## THE TASK
From the entries provided below, copy each line that contains the word "迭台寺乡西岭村卫生室".

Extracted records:
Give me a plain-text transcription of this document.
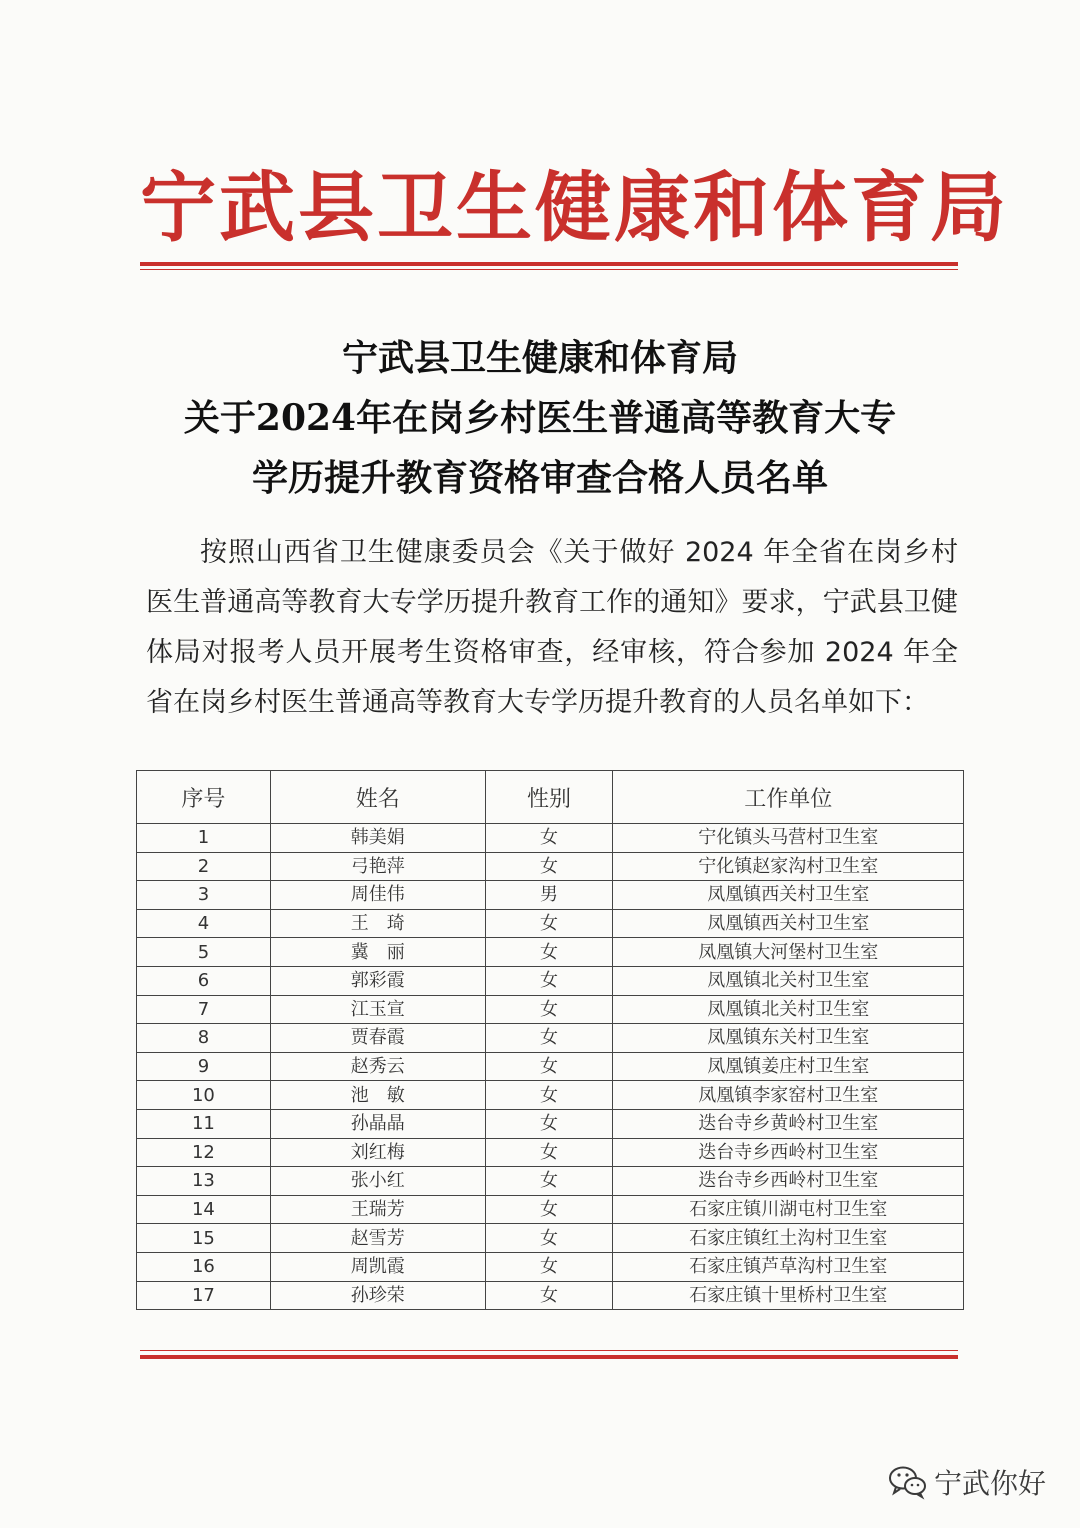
宁武县卫生健康和体育局
宁武县卫生健康和体育局
关于2024年在岗乡村医生普通高等教育大专
学历提升教育资格审查合格人员名单

按照山西省卫生健康委员会《关于做好 2024 年全省在岗乡村医生普通高等教育大专学历提升教育工作的通知》要求，宁武县卫健体局对报考人员开展考生资格审查，经审核，符合参加 2024 年全省在岗乡村医生普通高等教育大专学历提升教育的人员名单如下：

序号	姓名	性别	工作单位
1	韩美娟	女	宁化镇头马营村卫生室
2	弓艳萍	女	宁化镇赵家沟村卫生室
3	周佳伟	男	凤凰镇西关村卫生室
4	王　琦	女	凤凰镇西关村卫生室
5	冀　丽	女	凤凰镇大河堡村卫生室
6	郭彩霞	女	凤凰镇北关村卫生室
7	江玉宣	女	凤凰镇北关村卫生室
8	贾春霞	女	凤凰镇东关村卫生室
9	赵秀云	女	凤凰镇姜庄村卫生室
10	池　敏	女	凤凰镇李家窑村卫生室
11	孙晶晶	女	迭台寺乡黄岭村卫生室
12	刘红梅	女	迭台寺乡西岭村卫生室
13	张小红	女	迭台寺乡西岭村卫生室
14	王瑞芳	女	石家庄镇川湖屯村卫生室
15	赵雪芳	女	石家庄镇红土沟村卫生室
16	周凯霞	女	石家庄镇芦草沟村卫生室
17	孙珍荣	女	石家庄镇十里桥村卫生室
宁武你好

## ANSWER TO THE TASK
12	刘红梅	女	迭台寺乡西岭村卫生室
13	张小红	女	迭台寺乡西岭村卫生室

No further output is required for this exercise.